___ INPUT

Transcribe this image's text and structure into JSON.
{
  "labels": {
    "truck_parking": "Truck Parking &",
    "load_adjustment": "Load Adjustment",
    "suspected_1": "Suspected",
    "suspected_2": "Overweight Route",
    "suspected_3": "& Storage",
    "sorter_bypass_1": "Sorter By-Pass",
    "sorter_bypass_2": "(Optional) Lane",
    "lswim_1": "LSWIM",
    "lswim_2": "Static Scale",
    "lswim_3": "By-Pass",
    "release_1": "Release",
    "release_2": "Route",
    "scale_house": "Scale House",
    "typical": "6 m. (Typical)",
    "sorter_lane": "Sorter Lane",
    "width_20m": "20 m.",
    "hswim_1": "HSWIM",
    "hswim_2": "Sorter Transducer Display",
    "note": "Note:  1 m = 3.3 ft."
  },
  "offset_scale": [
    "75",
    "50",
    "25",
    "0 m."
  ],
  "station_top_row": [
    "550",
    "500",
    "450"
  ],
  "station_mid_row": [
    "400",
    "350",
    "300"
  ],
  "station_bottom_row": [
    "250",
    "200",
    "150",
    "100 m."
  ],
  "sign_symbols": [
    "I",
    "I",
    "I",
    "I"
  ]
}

______

* AIM OF THE TASK *
Copy all the records above precisely.

* SOLUTION FOR THIS TASK *
Transcribe this image's text and structure into JSON.
{
  "labels": {
    "truck_parking": "Truck Parking &",
    "load_adjustment": "Load Adjustment",
    "suspected_1": "Suspected",
    "suspected_2": "Overweight Route",
    "suspected_3": "& Storage",
    "sorter_bypass_1": "Sorter By-Pass",
    "sorter_bypass_2": "(Optional) Lane",
    "lswim_1": "LSWIM",
    "lswim_2": "Static Scale",
    "lswim_3": "By-Pass",
    "release_1": "Release",
    "release_2": "Route",
    "scale_house": "Scale House",
    "typical": "6 m. (Typical)",
    "sorter_lane": "Sorter Lane",
    "width_20m": "20 m.",
    "hswim_1": "HSWIM",
    "hswim_2": "Sorter Transducer Display",
    "note": "Note:  1 m = 3.3 ft."
  },
  "offset_scale": [
    "75",
    "50",
    "25",
    "0 m."
  ],
  "station_top_row": [
    "550",
    "500",
    "450"
  ],
  "station_mid_row": [
    "400",
    "350",
    "300"
  ],
  "station_bottom_row": [
    "250",
    "200",
    "150",
    "100 m."
  ],
  "sign_symbols": [
    "I",
    "I",
    "I",
    "I"
  ]
}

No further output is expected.